EXERCISE DIRECTIONS:
Gather all lines from the material that contain "this".
___ EXTRACTED RECORDS ___
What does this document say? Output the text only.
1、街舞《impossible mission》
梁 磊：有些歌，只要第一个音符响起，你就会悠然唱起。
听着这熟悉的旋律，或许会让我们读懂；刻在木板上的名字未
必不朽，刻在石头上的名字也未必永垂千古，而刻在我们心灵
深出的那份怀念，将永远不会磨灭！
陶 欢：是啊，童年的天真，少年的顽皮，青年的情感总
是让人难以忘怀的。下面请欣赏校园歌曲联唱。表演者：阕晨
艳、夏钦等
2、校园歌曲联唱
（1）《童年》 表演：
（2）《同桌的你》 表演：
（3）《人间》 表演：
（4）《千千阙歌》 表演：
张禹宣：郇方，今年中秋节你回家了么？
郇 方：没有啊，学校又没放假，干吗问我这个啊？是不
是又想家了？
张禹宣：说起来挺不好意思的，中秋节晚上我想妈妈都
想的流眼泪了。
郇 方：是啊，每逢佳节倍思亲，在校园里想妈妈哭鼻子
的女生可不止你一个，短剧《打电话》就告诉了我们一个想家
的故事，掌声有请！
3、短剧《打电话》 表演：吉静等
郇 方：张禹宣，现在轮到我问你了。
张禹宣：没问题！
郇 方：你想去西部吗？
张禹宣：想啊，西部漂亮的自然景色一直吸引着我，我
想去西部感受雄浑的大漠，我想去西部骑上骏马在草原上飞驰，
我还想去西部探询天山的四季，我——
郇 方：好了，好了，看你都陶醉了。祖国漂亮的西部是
___
___ EXTRACTED RECORDS ___
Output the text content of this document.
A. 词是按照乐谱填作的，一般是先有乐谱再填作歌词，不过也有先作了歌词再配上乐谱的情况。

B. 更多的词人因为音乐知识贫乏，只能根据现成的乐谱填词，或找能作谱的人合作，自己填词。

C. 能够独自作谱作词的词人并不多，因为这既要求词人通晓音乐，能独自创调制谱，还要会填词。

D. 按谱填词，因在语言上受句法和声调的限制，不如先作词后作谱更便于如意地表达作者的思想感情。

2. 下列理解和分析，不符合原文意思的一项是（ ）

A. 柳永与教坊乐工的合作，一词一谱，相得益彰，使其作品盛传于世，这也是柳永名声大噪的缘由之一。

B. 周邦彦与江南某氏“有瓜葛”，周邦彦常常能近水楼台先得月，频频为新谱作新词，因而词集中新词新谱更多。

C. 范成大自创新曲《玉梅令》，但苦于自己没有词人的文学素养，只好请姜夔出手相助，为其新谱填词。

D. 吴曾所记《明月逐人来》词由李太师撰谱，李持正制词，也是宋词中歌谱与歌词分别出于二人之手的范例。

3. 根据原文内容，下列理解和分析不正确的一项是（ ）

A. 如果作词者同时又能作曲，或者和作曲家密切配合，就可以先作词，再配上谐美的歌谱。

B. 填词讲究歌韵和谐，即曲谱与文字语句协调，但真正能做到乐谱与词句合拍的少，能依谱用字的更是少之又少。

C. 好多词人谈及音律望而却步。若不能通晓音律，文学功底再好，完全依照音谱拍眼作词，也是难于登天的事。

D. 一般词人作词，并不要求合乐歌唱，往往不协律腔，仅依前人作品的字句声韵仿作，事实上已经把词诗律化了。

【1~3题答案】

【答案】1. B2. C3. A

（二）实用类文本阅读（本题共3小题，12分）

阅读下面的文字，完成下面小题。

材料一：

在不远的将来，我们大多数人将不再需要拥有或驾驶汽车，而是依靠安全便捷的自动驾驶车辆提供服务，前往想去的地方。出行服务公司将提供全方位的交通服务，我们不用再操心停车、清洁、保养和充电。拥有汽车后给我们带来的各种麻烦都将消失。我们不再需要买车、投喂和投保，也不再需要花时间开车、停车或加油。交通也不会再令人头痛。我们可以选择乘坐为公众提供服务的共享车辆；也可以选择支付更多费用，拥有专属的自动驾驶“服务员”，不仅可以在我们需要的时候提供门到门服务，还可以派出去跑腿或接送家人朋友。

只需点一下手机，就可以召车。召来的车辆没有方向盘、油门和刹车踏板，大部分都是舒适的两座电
___
WRITTEN SOLUTION:
What does this document say? Output the text only.
Output the text content of this document.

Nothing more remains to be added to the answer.